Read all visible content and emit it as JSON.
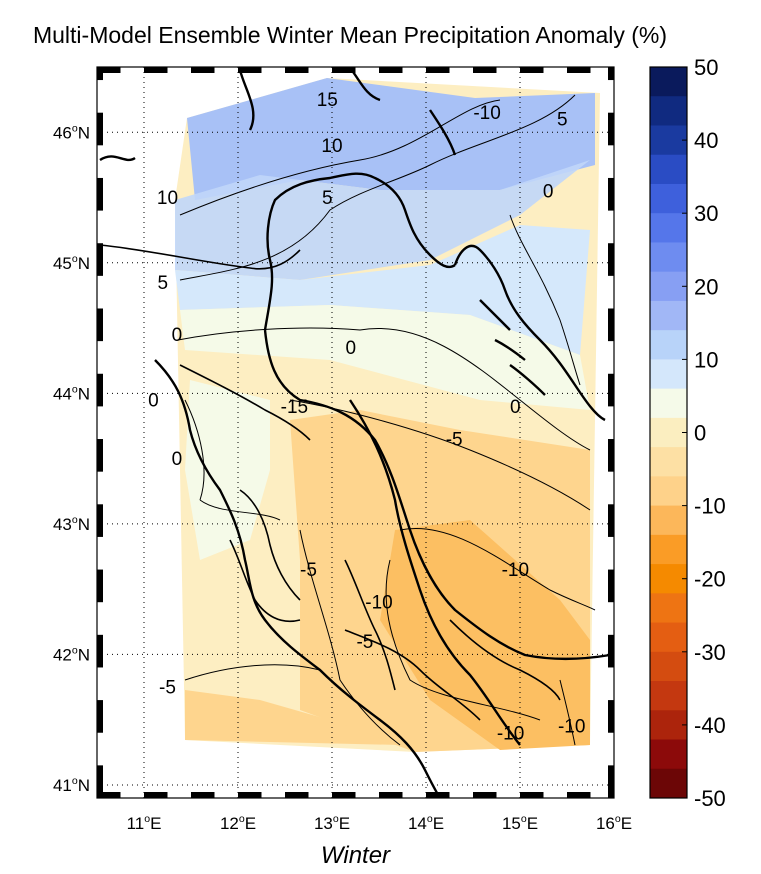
{
  "title": "Multi-Model Ensemble Winter Mean Precipitation Anomaly (%)",
  "xlabel": "Winter",
  "map": {
    "lon_range": [
      10.5,
      16.0
    ],
    "lat_range": [
      40.9,
      46.5
    ],
    "lon_ticks": [
      {
        "value": 11,
        "label": "11°E"
      },
      {
        "value": 12,
        "label": "12°E"
      },
      {
        "value": 13,
        "label": "13°E"
      },
      {
        "value": 14,
        "label": "14°E"
      },
      {
        "value": 15,
        "label": "15°E"
      },
      {
        "value": 16,
        "label": "16°E"
      }
    ],
    "lat_ticks": [
      {
        "value": 46,
        "label": "46°N"
      },
      {
        "value": 45,
        "label": "45°N"
      },
      {
        "value": 44,
        "label": "44°N"
      },
      {
        "value": 43,
        "label": "43°N"
      },
      {
        "value": 42,
        "label": "42°N"
      },
      {
        "value": 41,
        "label": "41°N"
      }
    ],
    "grid": "dotted",
    "contour_labels": [
      {
        "text": "15",
        "lon": 12.95,
        "lat": 46.2
      },
      {
        "text": "10",
        "lon": 13.0,
        "lat": 45.85
      },
      {
        "text": "-10",
        "lon": 14.65,
        "lat": 46.1
      },
      {
        "text": "5",
        "lon": 15.45,
        "lat": 46.05
      },
      {
        "text": "10",
        "lon": 11.25,
        "lat": 45.45
      },
      {
        "text": "5",
        "lon": 12.95,
        "lat": 45.45
      },
      {
        "text": "0",
        "lon": 15.3,
        "lat": 45.5
      },
      {
        "text": "5",
        "lon": 11.2,
        "lat": 44.8
      },
      {
        "text": "0",
        "lon": 11.35,
        "lat": 44.4
      },
      {
        "text": "0",
        "lon": 13.2,
        "lat": 44.3
      },
      {
        "text": "0",
        "lon": 11.1,
        "lat": 43.9
      },
      {
        "text": "-15",
        "lon": 12.6,
        "lat": 43.85
      },
      {
        "text": "0",
        "lon": 14.95,
        "lat": 43.85
      },
      {
        "text": "-5",
        "lon": 14.3,
        "lat": 43.6
      },
      {
        "text": "0",
        "lon": 11.35,
        "lat": 43.45
      },
      {
        "text": "-10",
        "lon": 14.95,
        "lat": 42.6
      },
      {
        "text": "-5",
        "lon": 12.75,
        "lat": 42.6
      },
      {
        "text": "-10",
        "lon": 13.5,
        "lat": 42.35
      },
      {
        "text": "-5",
        "lon": 13.35,
        "lat": 42.05
      },
      {
        "text": "-5",
        "lon": 11.25,
        "lat": 41.7
      },
      {
        "text": "-10",
        "lon": 14.9,
        "lat": 41.35
      },
      {
        "text": "-10",
        "lon": 15.55,
        "lat": 41.4
      }
    ]
  },
  "colorbar": {
    "min": -50,
    "max": 50,
    "step": 5,
    "tick_labels": [
      "50",
      "40",
      "30",
      "20",
      "10",
      "0",
      "-10",
      "-20",
      "-30",
      "-40",
      "-50"
    ],
    "colors_high_to_low": [
      "#0a1a5c",
      "#102a80",
      "#1a3aa0",
      "#2a4cc4",
      "#3e60dc",
      "#5576ea",
      "#6e8cf0",
      "#879ff3",
      "#a1b7f6",
      "#b8d3f9",
      "#d4e7fb",
      "#f5fae9",
      "#fbeec0",
      "#fde0a4",
      "#fed28a",
      "#fcb75a",
      "#fa9c26",
      "#f58a00",
      "#ee7413",
      "#e45e12",
      "#d44c10",
      "#c43810",
      "#ac240c",
      "#8c0a0a",
      "#6c0606"
    ]
  }
}
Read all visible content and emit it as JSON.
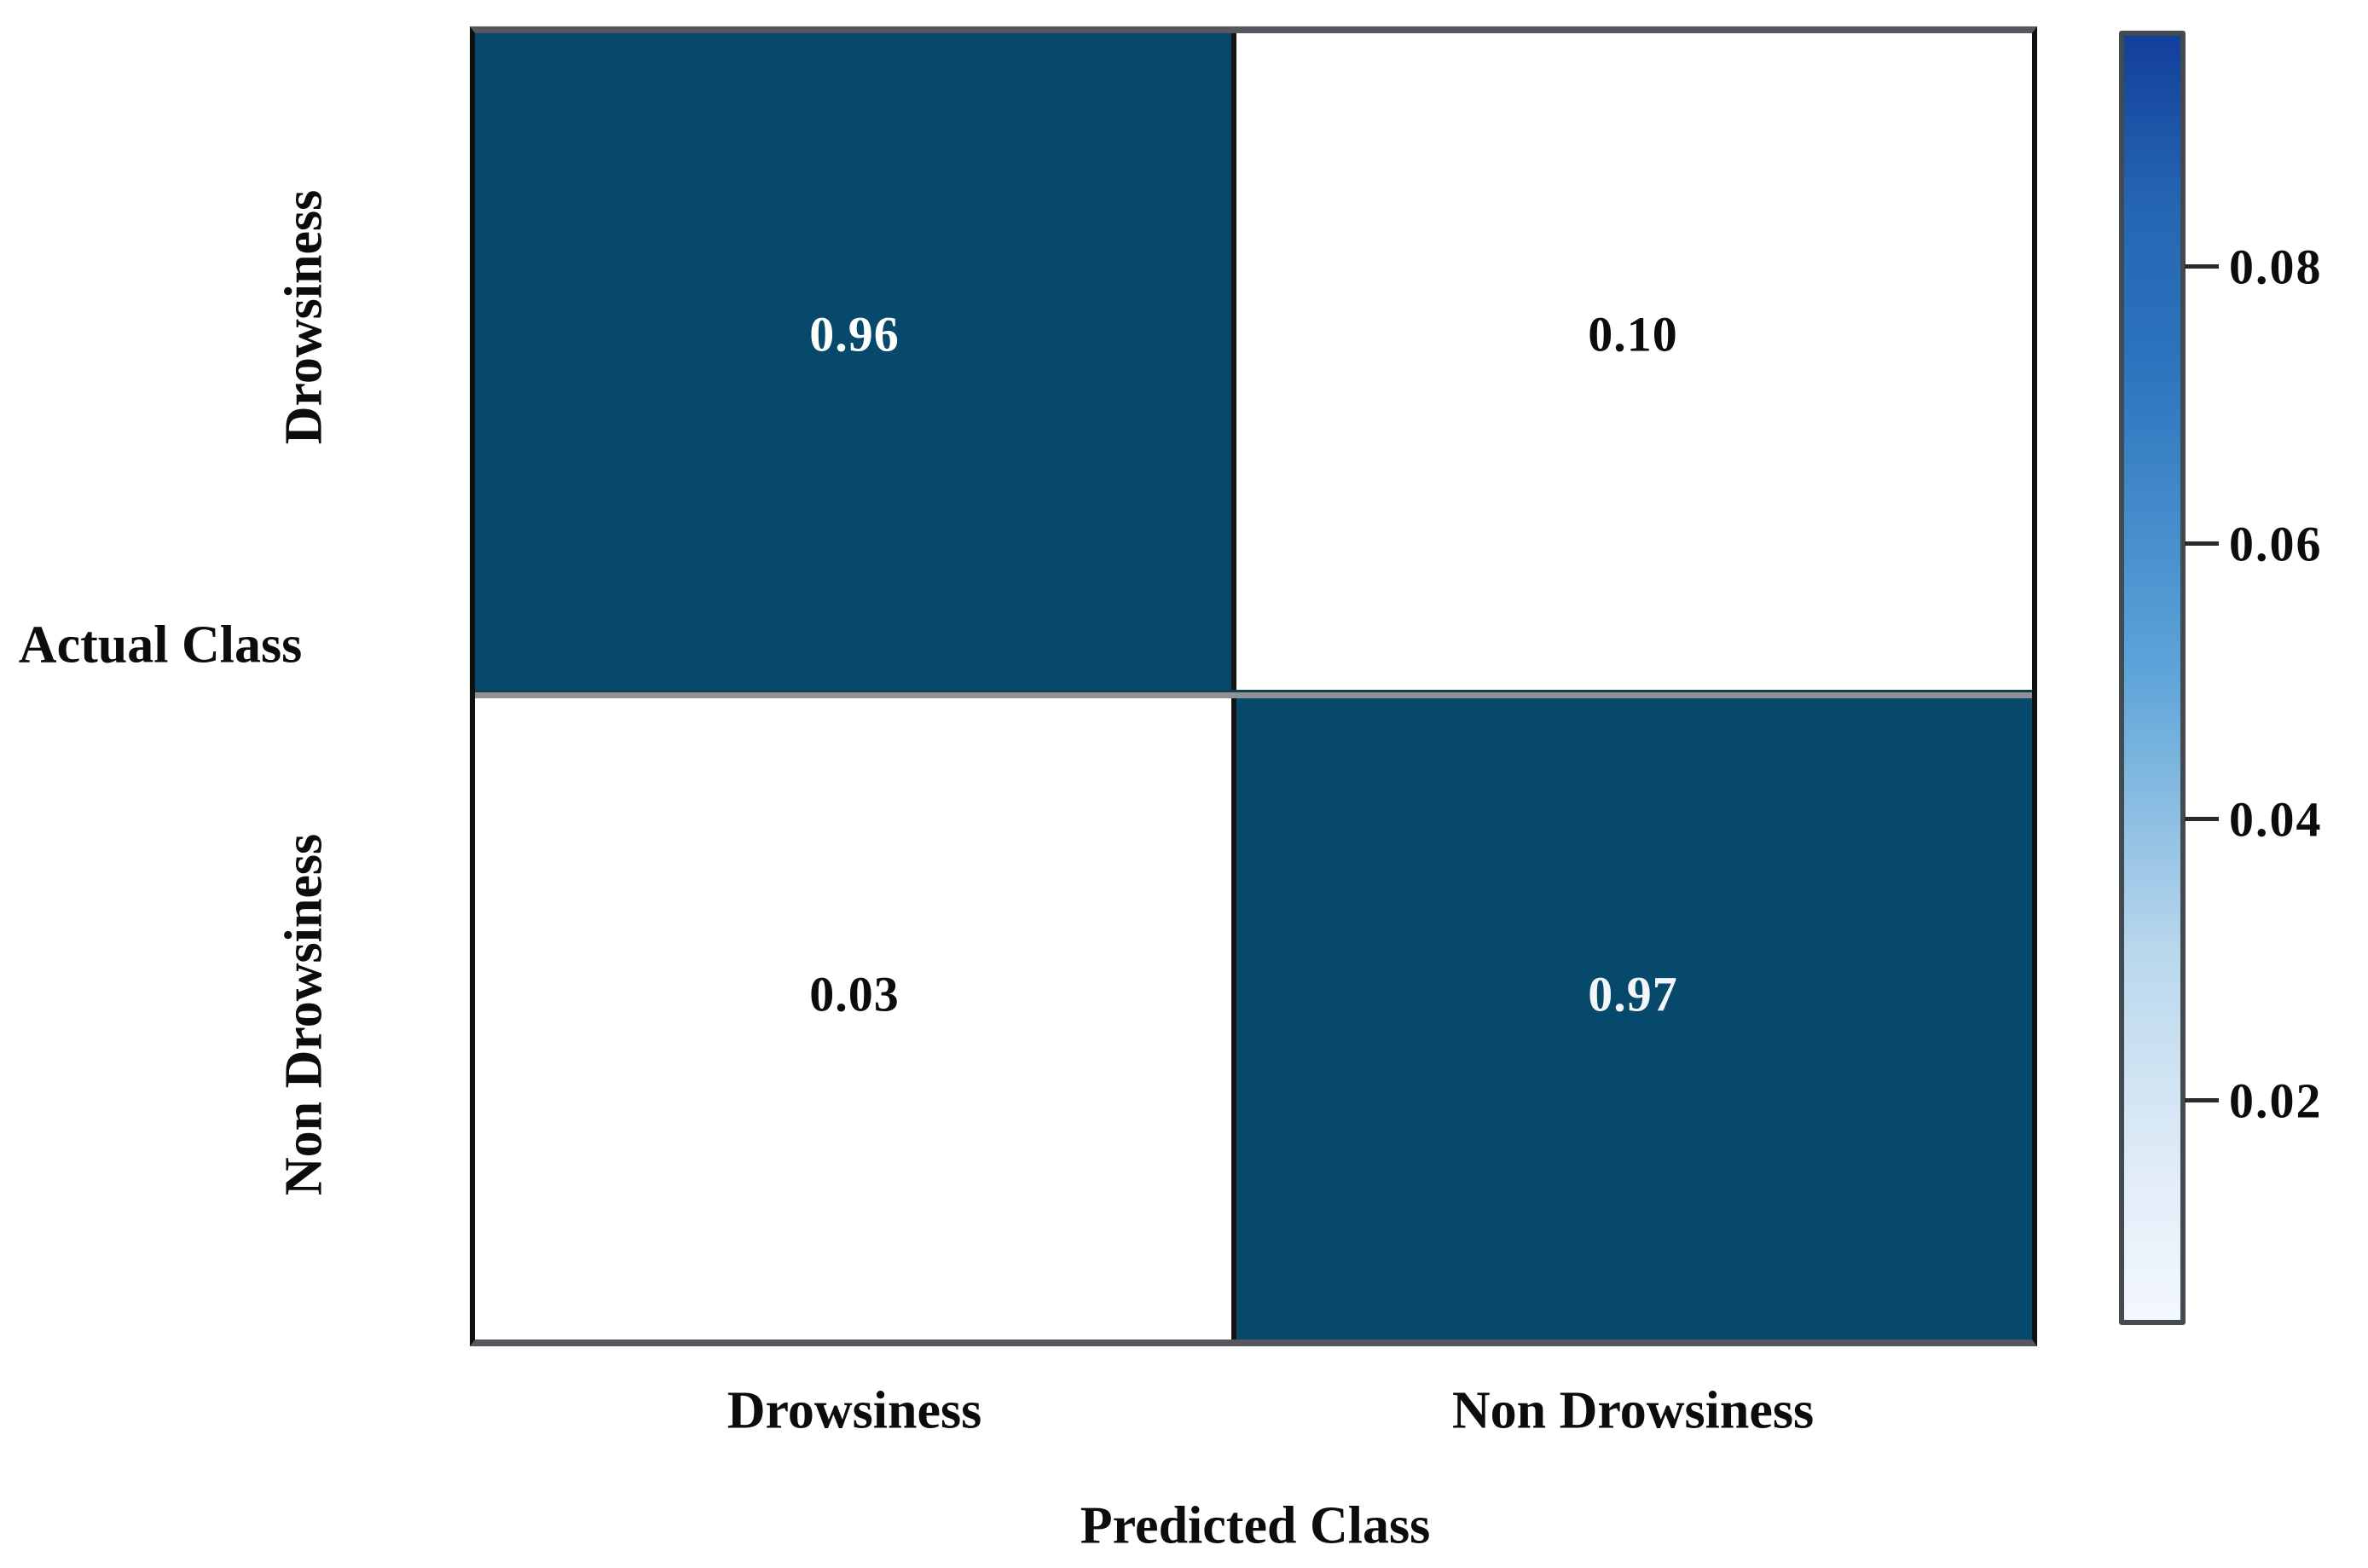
{
  "chart_data": {
    "type": "heatmap",
    "title": "",
    "xlabel": "Predicted Class",
    "ylabel": "Actual Class",
    "x_categories": [
      "Drowsiness",
      "Non Drowsiness"
    ],
    "y_categories": [
      "Drowsiness",
      "Non Drowsiness"
    ],
    "matrix": [
      [
        0.96,
        0.1
      ],
      [
        0.03,
        0.97
      ]
    ],
    "cell_labels": [
      [
        "0.96",
        "0.10"
      ],
      [
        "0.03",
        "0.97"
      ]
    ],
    "legend_position": "right",
    "grid": false,
    "colorbar": {
      "orientation": "vertical",
      "tick_labels": [
        "0.08",
        "0.06",
        "0.04",
        "0.02"
      ],
      "tick_values": [
        0.08,
        0.06,
        0.04,
        0.02
      ],
      "approx_range": [
        0.004,
        0.098
      ]
    },
    "colors": {
      "cell_dark": "#07496a",
      "cell_light": "#ffffff",
      "value_on_dark": "#ffffff",
      "value_on_light": "#0c0c0c",
      "colorbar_gradient_top_to_bottom": [
        "#123f9b",
        "#2566b3",
        "#2b73bd",
        "#5ba3d8",
        "#b8d7ec",
        "#e2edf8",
        "#f3f8fd"
      ]
    }
  }
}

──────

**Exercise description**
All records above are to be printed exactly, minus the pictures they contain.

**Full answer**
Read all visible content and emit it as JSON.
{
  "title": "Multi-Model Ensemble Winter Mean Precipitation Anomaly (%)",
  "xlabel": "Winter",
  "map": {
    "lon_range": [
      10.5,
      16.0
    ],
    "lat_range": [
      40.9,
      46.5
    ],
    "lon_ticks": [
      {
        "value": 11,
        "label": "11°E"
      },
      {
        "value": 12,
        "label": "12°E"
      },
      {
        "value": 13,
        "label": "13°E"
      },
      {
        "value": 14,
        "label": "14°E"
      },
      {
        "value": 15,
        "label": "15°E"
      },
      {
        "value": 16,
        "label": "16°E"
      }
    ],
    "lat_ticks": [
      {
        "value": 46,
        "label": "46°N"
      },
      {
        "value": 45,
        "label": "45°N"
      },
      {
        "value": 44,
        "label": "44°N"
      },
      {
        "value": 43,
        "label": "43°N"
      },
      {
        "value": 42,
        "label": "42°N"
      },
      {
        "value": 41,
        "label": "41°N"
      }
    ],
    "grid": "dotted",
    "contour_labels": [
      {
        "text": "15",
        "lon": 12.95,
        "lat": 46.2
      },
      {
        "text": "10",
        "lon": 13.0,
        "lat": 45.85
      },
      {
        "text": "-10",
        "lon": 14.65,
        "lat": 46.1
      },
      {
        "text": "5",
        "lon": 15.45,
        "lat": 46.05
      },
      {
        "text": "10",
        "lon": 11.25,
        "lat": 45.45
      },
      {
        "text": "5",
        "lon": 12.95,
        "lat": 45.45
      },
      {
        "text": "0",
        "lon": 15.3,
        "lat": 45.5
      },
      {
        "text": "5",
        "lon": 11.2,
        "lat": 44.8
      },
      {
        "text": "0",
        "lon": 11.35,
        "lat": 44.4
      },
      {
        "text": "0",
        "lon": 13.2,
        "lat": 44.3
      },
      {
        "text": "0",
        "lon": 11.1,
        "lat": 43.9
      },
      {
        "text": "-15",
        "lon": 12.6,
        "lat": 43.85
      },
      {
        "text": "0",
        "lon": 14.95,
        "lat": 43.85
      },
      {
        "text": "-5",
        "lon": 14.3,
        "lat": 43.6
      },
      {
        "text": "0",
        "lon": 11.35,
        "lat": 43.45
      },
      {
        "text": "-10",
        "lon": 14.95,
        "lat": 42.6
      },
      {
        "text": "-5",
        "lon": 12.75,
        "lat": 42.6
      },
      {
        "text": "-10",
        "lon": 13.5,
        "lat": 42.35
      },
      {
        "text": "-5",
        "lon": 13.35,
        "lat": 42.05
      },
      {
        "text": "-5",
        "lon": 11.25,
        "lat": 41.7
      },
      {
        "text": "-10",
        "lon": 14.9,
        "lat": 41.35
      },
      {
        "text": "-10",
        "lon": 15.55,
        "lat": 41.4
      }
    ]
  },
  "colorbar": {
    "min": -50,
    "max": 50,
    "step": 5,
    "tick_labels": [
      "50",
      "40",
      "30",
      "20",
      "10",
      "0",
      "-10",
      "-20",
      "-30",
      "-40",
      "-50"
    ],
    "colors_high_to_low": [
      "#0a1a5c",
      "#102a80",
      "#1a3aa0",
      "#2a4cc4",
      "#3e60dc",
      "#5576ea",
      "#6e8cf0",
      "#879ff3",
      "#a1b7f6",
      "#b8d3f9",
      "#d4e7fb",
      "#f5fae9",
      "#fbeec0",
      "#fde0a4",
      "#fed28a",
      "#fcb75a",
      "#fa9c26",
      "#f58a00",
      "#ee7413",
      "#e45e12",
      "#d44c10",
      "#c43810",
      "#ac240c",
      "#8c0a0a",
      "#6c0606"
    ]
  }
}
Read all visible content and emit it as JSON.
{
  "chart_data": {
    "type": "heatmap",
    "title": "",
    "xlabel": "Predicted Class",
    "ylabel": "Actual Class",
    "x_categories": [
      "Drowsiness",
      "Non Drowsiness"
    ],
    "y_categories": [
      "Drowsiness",
      "Non Drowsiness"
    ],
    "matrix": [
      [
        0.96,
        0.1
      ],
      [
        0.03,
        0.97
      ]
    ],
    "cell_labels": [
      [
        "0.96",
        "0.10"
      ],
      [
        "0.03",
        "0.97"
      ]
    ],
    "legend_position": "right",
    "grid": false,
    "colorbar": {
      "orientation": "vertical",
      "tick_labels": [
        "0.08",
        "0.06",
        "0.04",
        "0.02"
      ],
      "tick_values": [
        0.08,
        0.06,
        0.04,
        0.02
      ],
      "approx_range": [
        0.004,
        0.098
      ]
    },
    "colors": {
      "cell_dark": "#07496a",
      "cell_light": "#ffffff",
      "value_on_dark": "#ffffff",
      "value_on_light": "#0c0c0c",
      "colorbar_gradient_top_to_bottom": [
        "#123f9b",
        "#2566b3",
        "#2b73bd",
        "#5ba3d8",
        "#b8d7ec",
        "#e2edf8",
        "#f3f8fd"
      ]
    }
  }
}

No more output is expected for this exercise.